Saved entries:
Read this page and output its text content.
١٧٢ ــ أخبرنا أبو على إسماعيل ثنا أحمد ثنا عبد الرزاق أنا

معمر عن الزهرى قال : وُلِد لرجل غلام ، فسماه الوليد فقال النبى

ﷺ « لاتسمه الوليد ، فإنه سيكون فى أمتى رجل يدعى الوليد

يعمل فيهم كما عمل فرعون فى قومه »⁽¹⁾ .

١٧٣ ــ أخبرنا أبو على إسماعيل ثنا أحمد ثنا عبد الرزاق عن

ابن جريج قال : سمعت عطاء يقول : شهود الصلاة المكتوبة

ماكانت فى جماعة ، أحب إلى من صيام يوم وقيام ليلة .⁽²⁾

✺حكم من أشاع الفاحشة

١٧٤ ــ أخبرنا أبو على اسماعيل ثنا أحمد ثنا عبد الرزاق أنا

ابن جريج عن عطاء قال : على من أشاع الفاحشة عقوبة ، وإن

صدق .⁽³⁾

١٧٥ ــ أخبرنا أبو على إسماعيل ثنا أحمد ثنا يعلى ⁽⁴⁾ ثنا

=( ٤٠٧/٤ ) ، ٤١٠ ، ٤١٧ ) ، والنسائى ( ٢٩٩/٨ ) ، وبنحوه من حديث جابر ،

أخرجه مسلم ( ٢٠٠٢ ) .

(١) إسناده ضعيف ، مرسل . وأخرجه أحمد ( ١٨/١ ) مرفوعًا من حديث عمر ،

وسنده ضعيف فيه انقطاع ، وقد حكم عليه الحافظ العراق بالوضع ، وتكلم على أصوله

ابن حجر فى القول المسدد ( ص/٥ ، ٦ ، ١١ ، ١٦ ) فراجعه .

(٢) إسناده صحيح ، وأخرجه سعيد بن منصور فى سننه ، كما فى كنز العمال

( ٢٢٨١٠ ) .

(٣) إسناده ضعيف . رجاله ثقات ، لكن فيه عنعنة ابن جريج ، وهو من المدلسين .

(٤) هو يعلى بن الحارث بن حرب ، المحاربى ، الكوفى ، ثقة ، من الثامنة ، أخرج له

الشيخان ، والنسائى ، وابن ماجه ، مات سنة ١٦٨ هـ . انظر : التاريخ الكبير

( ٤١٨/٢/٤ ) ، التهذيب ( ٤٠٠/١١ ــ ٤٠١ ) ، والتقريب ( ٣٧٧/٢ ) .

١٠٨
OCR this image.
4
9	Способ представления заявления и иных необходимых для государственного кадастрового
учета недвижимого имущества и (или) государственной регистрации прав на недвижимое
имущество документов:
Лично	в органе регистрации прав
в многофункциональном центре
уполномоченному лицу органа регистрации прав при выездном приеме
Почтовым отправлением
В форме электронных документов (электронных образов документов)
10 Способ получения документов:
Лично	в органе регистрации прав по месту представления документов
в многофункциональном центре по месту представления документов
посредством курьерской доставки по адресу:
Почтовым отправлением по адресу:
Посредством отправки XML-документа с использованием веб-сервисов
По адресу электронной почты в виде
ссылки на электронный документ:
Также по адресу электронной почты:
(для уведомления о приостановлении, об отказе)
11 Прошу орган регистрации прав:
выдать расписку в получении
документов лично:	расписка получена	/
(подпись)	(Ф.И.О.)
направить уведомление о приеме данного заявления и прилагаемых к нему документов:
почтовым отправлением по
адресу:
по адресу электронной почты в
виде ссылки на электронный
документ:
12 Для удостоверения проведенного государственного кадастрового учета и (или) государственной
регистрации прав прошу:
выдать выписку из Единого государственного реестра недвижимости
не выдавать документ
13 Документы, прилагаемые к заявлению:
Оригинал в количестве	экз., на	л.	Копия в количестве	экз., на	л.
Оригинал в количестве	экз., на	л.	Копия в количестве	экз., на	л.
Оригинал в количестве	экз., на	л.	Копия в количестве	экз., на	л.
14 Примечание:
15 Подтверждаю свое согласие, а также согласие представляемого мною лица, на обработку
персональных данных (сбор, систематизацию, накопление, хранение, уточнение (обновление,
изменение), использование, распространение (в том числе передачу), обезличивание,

**BRIEF:**
Give only the number of lines in the material above where the string "إسماعيل" appears.

**SOLUTION BELOW:**
3